◆ Data extract:
***
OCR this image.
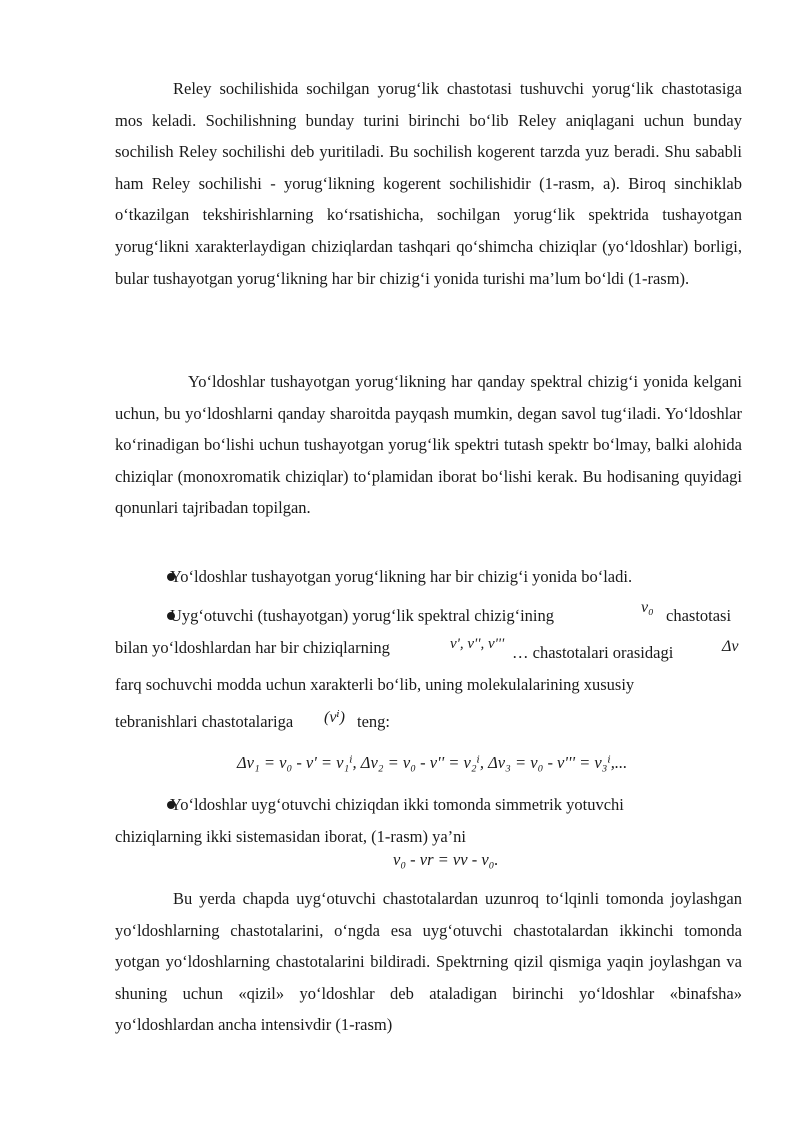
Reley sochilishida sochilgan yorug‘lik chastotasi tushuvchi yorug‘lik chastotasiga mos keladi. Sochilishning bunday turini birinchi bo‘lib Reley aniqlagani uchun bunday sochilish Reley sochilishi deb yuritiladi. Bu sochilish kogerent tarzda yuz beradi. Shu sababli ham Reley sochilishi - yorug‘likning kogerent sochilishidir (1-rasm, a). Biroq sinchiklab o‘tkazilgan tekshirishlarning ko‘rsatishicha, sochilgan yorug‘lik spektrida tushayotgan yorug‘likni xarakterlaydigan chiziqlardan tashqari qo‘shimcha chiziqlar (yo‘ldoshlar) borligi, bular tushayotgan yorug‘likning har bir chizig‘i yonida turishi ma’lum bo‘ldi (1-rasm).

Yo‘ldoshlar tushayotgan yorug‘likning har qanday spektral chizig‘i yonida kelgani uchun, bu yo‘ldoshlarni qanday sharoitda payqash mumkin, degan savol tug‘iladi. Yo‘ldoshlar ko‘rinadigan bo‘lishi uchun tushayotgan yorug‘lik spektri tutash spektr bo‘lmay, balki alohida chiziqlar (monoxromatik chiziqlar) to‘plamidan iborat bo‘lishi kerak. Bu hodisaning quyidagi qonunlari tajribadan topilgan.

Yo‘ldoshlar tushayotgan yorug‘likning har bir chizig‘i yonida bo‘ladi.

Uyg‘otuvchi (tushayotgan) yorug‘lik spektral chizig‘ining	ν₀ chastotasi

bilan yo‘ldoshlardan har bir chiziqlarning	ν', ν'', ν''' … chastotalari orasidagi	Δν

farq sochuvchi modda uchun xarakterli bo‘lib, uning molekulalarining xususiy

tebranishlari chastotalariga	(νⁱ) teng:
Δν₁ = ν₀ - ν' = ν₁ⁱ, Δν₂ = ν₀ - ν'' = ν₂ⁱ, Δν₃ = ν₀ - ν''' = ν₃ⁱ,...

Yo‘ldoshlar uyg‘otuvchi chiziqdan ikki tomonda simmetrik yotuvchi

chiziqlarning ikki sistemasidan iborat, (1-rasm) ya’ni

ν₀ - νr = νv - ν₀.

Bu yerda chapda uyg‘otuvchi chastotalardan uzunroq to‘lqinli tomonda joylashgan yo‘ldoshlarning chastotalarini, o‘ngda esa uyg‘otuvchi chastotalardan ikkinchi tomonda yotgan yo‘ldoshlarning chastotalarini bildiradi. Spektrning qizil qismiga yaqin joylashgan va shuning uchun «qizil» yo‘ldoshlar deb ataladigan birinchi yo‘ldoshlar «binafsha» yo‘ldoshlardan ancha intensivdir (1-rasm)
***
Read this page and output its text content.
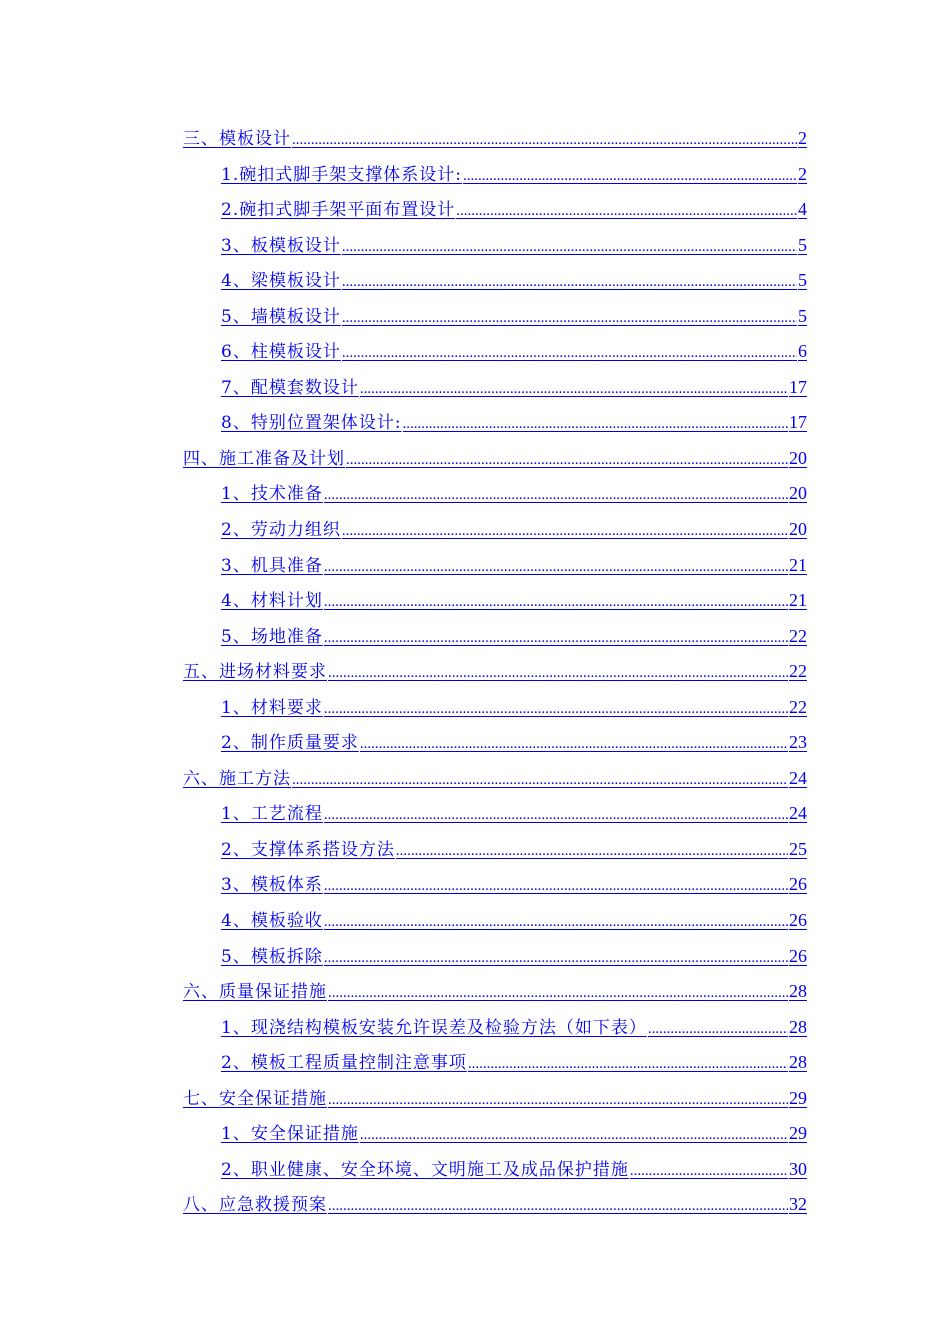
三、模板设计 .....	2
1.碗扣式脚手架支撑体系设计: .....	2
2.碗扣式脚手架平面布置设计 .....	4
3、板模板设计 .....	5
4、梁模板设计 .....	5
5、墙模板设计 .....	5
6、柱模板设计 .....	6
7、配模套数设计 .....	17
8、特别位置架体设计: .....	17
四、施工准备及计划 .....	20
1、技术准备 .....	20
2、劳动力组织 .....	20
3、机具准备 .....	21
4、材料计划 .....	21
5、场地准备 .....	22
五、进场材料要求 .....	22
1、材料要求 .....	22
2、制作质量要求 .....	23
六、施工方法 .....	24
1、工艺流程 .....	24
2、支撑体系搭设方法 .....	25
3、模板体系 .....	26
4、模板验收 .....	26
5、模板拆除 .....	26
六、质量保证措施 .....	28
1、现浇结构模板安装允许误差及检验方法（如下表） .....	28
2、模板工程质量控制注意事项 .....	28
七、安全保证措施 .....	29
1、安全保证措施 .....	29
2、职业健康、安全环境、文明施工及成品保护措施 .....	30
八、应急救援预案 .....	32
***
◆ What to do:
Report each line of the material above where the word "yonida" appears.

◆ Answer to the exercise:
Reley sochilishida sochilgan yorug‘lik chastotasi tushuvchi yorug‘lik chastotasiga mos keladi. Sochilishning bunday turini birinchi bo‘lib Reley aniqlagani uchun bunday sochilish Reley sochilishi deb yuritiladi. Bu sochilish kogerent tarzda yuz beradi. Shu sababli ham Reley sochilishi - yorug‘likning kogerent sochilishidir (1-rasm, a). Biroq sinchiklab o‘tkazilgan tekshirishlarning ko‘rsatishicha, sochilgan yorug‘lik spektrida tushayotgan yorug‘likni xarakterlaydigan chiziqlardan tashqari qo‘shimcha chiziqlar (yo‘ldoshlar) borligi, bular tushayotgan yorug‘likning har bir chizig‘i yonida turishi ma’lum bo‘ldi (1-rasm).
Yo‘ldoshlar tushayotgan yorug‘likning har qanday spektral chizig‘i yonida kelgani uchun, bu yo‘ldoshlarni qanday sharoitda payqash mumkin, degan savol tug‘iladi. Yo‘ldoshlar ko‘rinadigan bo‘lishi uchun tushayotgan yorug‘lik spektri tutash spektr bo‘lmay, balki alohida chiziqlar (monoxromatik chiziqlar) to‘plamidan iborat bo‘lishi kerak. Bu hodisaning quyidagi qonunlari tajribadan topilgan.
Yo‘ldoshlar tushayotgan yorug‘likning har bir chizig‘i yonida bo‘ladi.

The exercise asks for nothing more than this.